* **Task prompt**:
Transcribe the data that follows precisely, omitting nothing.

[Dataset items]
+--

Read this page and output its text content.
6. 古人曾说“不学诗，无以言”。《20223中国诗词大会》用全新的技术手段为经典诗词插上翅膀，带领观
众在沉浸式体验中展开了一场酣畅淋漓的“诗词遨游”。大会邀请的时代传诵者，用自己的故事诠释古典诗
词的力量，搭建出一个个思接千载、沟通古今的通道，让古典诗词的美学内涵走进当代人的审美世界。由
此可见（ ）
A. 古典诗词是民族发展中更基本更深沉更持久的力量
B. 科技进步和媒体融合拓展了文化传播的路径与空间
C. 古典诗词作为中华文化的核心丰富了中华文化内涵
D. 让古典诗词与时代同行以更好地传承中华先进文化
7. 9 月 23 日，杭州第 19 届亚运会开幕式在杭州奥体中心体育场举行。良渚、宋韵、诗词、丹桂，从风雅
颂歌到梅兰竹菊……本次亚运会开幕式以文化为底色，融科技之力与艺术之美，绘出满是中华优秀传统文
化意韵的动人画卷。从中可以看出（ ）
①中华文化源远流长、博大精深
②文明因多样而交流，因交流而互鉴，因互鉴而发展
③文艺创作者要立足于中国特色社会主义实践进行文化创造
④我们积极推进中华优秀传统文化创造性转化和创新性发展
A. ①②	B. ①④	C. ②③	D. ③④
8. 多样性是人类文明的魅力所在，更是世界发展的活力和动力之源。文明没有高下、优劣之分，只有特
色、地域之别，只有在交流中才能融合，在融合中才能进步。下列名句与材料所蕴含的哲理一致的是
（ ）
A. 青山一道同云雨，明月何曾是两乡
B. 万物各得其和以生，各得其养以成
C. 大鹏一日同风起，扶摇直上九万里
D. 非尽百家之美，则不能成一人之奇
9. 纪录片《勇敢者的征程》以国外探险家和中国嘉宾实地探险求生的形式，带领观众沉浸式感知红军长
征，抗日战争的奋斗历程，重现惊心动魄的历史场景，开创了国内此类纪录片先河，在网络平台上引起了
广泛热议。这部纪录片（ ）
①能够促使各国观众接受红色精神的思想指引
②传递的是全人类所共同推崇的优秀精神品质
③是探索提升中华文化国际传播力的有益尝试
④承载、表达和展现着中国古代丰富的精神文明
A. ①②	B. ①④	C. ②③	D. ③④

+--

* **Completed task**:
Read this page and output its text content.
6. 古人曾说“不学诗，无以言”。《20223中国诗词大会》用全新的技术手段为经典诗词插上翅膀，带领观
众在沉浸式体验中展开了一场酣畅淋漓的“诗词遨游”。大会邀请的时代传诵者，用自己的故事诠释古典诗
词的力量，搭建出一个个思接千载、沟通古今的通道，让古典诗词的美学内涵走进当代人的审美世界。由
此可见（ ）
A. 古典诗词是民族发展中更基本更深沉更持久的力量
B. 科技进步和媒体融合拓展了文化传播的路径与空间
C. 古典诗词作为中华文化的核心丰富了中华文化内涵
D. 让古典诗词与时代同行以更好地传承中华先进文化
7. 9 月 23 日，杭州第 19 届亚运会开幕式在杭州奥体中心体育场举行。良渚、宋韵、诗词、丹桂，从风雅
颂歌到梅兰竹菊……本次亚运会开幕式以文化为底色，融科技之力与艺术之美，绘出满是中华优秀传统文
化意韵的动人画卷。从中可以看出（ ）
①中华文化源远流长、博大精深
②文明因多样而交流，因交流而互鉴，因互鉴而发展
③文艺创作者要立足于中国特色社会主义实践进行文化创造
④我们积极推进中华优秀传统文化创造性转化和创新性发展
A. ①②	B. ①④	C. ②③	D. ③④
8. 多样性是人类文明的魅力所在，更是世界发展的活力和动力之源。文明没有高下、优劣之分，只有特
色、地域之别，只有在交流中才能融合，在融合中才能进步。下列名句与材料所蕴含的哲理一致的是
（ ）
A. 青山一道同云雨，明月何曾是两乡
B. 万物各得其和以生，各得其养以成
C. 大鹏一日同风起，扶摇直上九万里
D. 非尽百家之美，则不能成一人之奇
9. 纪录片《勇敢者的征程》以国外探险家和中国嘉宾实地探险求生的形式，带领观众沉浸式感知红军长
征，抗日战争的奋斗历程，重现惊心动魄的历史场景，开创了国内此类纪录片先河，在网络平台上引起了
广泛热议。这部纪录片（ ）
①能够促使各国观众接受红色精神的思想指引
②传递的是全人类所共同推崇的优秀精神品质
③是探索提升中华文化国际传播力的有益尝试
④承载、表达和展现着中国古代丰富的精神文明
A. ①②	B. ①④	C. ②③	D. ③④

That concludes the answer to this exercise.